*Selected text:*
--*--

The home office of Laurence "Laurie" Paddock
is filled with the memorabilia of genverations
of Boulder newspaper owners. (Photo by Amy
Brouillette) |
By Amy Brouillette
It is exactly as one might imagine a retired
newspaper editor's study would look: Rows
of bookshelves line the walls from floor
to ceiling, with stacks of papers and newspaper
clippings scattered across a large L-shaped
desk, his old nameplate from his days in
the newsroom amid the desktop clutter.
Side-by-side
on Laurence "Laurie" Paddock's
('50) study wall hang two hallmarks
to his life's work and family legacy. The
first is a framed front page from the Boulder
Daily Camera dated Aug. 17, 1992, with a
headline that reads "The End of An
Era," marking the day he stepped down
after 32 years as editor of the local daily
his family helped found a century earlier.
Next to it is an award Paddock received
in 2004 at the 60th anniversary of the Boulder
Historical Museum honoring his lifelong
part in preserving the city's history. The
award is named after Paddock's father, A.A. "Gov." Paddock
who helped found the Boulder Historical
Society in 1944.
Managing the vast collection of historical
documents, photographs and memorabilia amassed
by his family and now housed at the Boulder
Public Library's Carnegie Branch Library
for Local History and at the Boulder Historical
Museum is how Paddock, 76, spends much of
his retirement. His actual exit from the
paper lasted nearly a decade, as he stayed
on at the Camera as editor emeritus and
member of the paper's editorial board until
2001. His final retirement marked the first
time that the Paddock name would not grace
the masthead of the local daily since his
grandfather, Lucius Carver "L.C." Paddock,
helped start the paper in 1892.
The Paddock
tradition at the Camera goes three generations
deep. L.C. Paddock acted as the paper's
first editor and publisher until 1940, followed
by his son, A.A. Paddock, who took over
as editor until 1960 and as publisher until
his death in 1961. Laurie Paddock stepped
into the editor's seat in 1960 at age 33,
back when the Camera was a just a 16-page
evening paper printed with hot-metal type.
"So
much has changed since then," Paddock
said, sitting in his study at his home just below Chautauqua
Park, where he lives with his wife, Harriett. In his
three-decade tenure at the Camera, Paddock said he
witnessed the paper's transition from black-and-white
to color, from lead type to computer type, from an
evening paper to a morning print, and – many
say, regretfully – from family ownership to corporate.
Even so, Paddock said the "nuts and bolts" of
journalism remain the same. "Reporters still go
out to cover the news, just like they always have."

--*--

*Task statement:* Write the next part of the profile of retired Boulder Daily Camera editor Laurie Paddock, starting right after its last sentence. The material that comes next has no connection to the profile of Laurie Paddock.

*Dataset section:*
--*--

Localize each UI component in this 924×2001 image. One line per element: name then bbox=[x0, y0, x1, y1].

--*--

*Task response:*
In
1969, the Paddock family sold the paper to the Knight
newspaper chain, which a few years later merged with
Ridder. The sale was lamented by many locals and
Camera staffers, who worried that the paper's
changing of hands from the Paddock family
to a corporation signaled the end of the
Camera's beloved hometown connection. Paddock,
however, stayed on as editor, reporting
over the years to a series of executive
editors and maintaining the paper's link
to the community that many feared would
be lost.
"He set the baseline for Knight – you'd
better take care of my community or else," said
Barrie Hartman, executive editor at the Camera
from 1983 to 1991. Hartman said that over the years,
he developed a deep respect for Paddock inside
the newsroom and out – a respect that's only
grown.
"He represents a different breed of
newspaper editor," he said. "It's rare
these days to find an editor with such deep ties
to the community and such loyalty to one paper."
The
Camera came under new ownership again in 1997.
In a deal between E.W. Scripps and Knight-Ridder,
Knight-Ridder received The Monterey County
Herald and The San Luis Obispo Telegram-Tribune
in exchange for Boulder Publishing Inc. and
its two papers, the Daily Camera and the
Broomfield Enterprise.
A passion inherited from his father, Paddock
turned his focus to restoring the Camera's
archives and his family's growing collection
of Boulder memorabilia. In the 1920s, after
returning from combat in World War II, A.A.
Paddock began amassing items related to Boulder's
history, which he stored in an old building
behind the Camera headquarters at 11th and
Pearl streets.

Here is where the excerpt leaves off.